_WORK INSTRUCTIONS:_ Transcribe all of the data exactly. Omit the pictures.

------------------------------------------------

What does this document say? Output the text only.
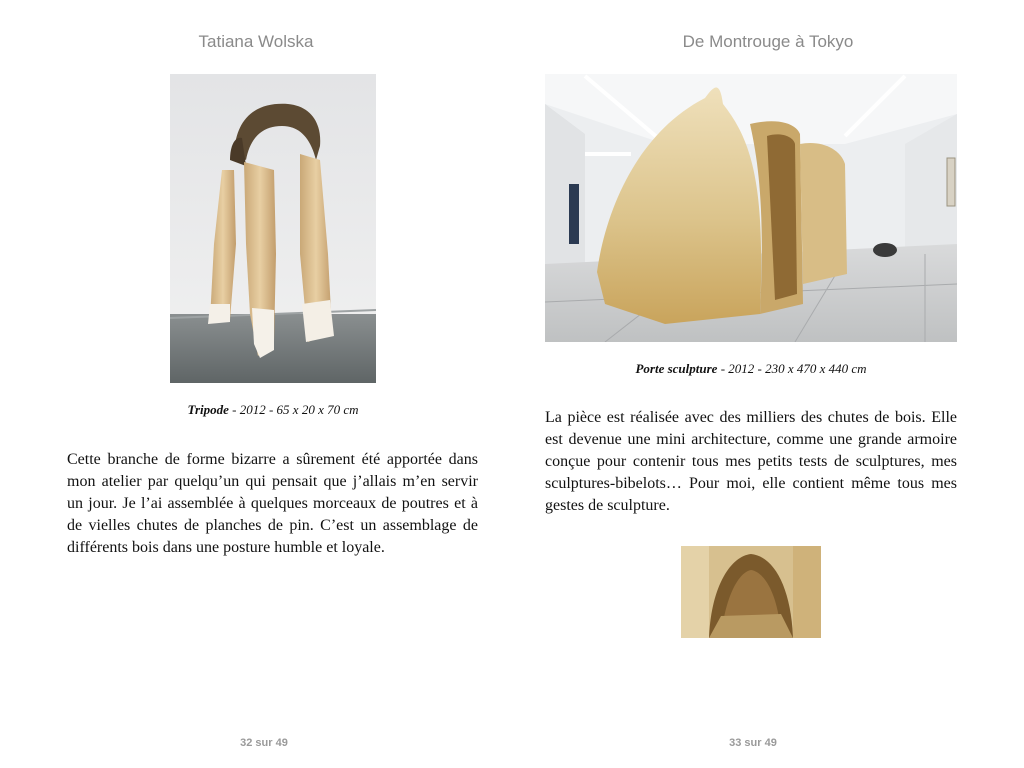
Tatiana Wolska
Tripode - 2012 - 65 x 20 x 70 cm

Cette branche de forme bizarre a sûrement été apportée dans mon atelier par quelqu’un qui pensait que j’allais m’en servir un jour. Je l’ai assemblée à quelques morceaux de poutres et à de vielles chutes de planches de pin. C’est un assemblage de différents bois dans une posture humble et loyale.

32 sur 49
De Montrouge à Tokyo
Porte sculpture - 2012 - 230 x 470 x 440 cm

La pièce est réalisée avec des milliers des chutes de bois. Elle est devenue une mini architecture, comme une grande armoire conçue pour contenir tous mes petits tests de sculptures, mes sculptures-bibelots… Pour moi, elle contient même tous mes gestes de sculpture.

33 sur 49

------------------------------------------------

_FINISHED ANSWER:_
What does this document say? Output the text only.
Tatiana Wolska
Tripode - 2012 - 65 x 20 x 70 cm

Cette branche de forme bizarre a sûrement été apportée dans mon atelier par quelqu’un qui pensait que j’allais m’en servir un jour. Je l’ai assemblée à quelques morceaux de poutres et à de vielles chutes de planches de pin. C’est un assemblage de différents bois dans une posture humble et loyale.

32 sur 49
De Montrouge à Tokyo
Porte sculpture - 2012 - 230 x 470 x 440 cm

La pièce est réalisée avec des milliers des chutes de bois. Elle est devenue une mini architecture, comme une grande armoire conçue pour contenir tous mes petits tests de sculptures, mes sculptures-bibelots… Pour moi, elle contient même tous mes gestes de sculpture.

33 sur 49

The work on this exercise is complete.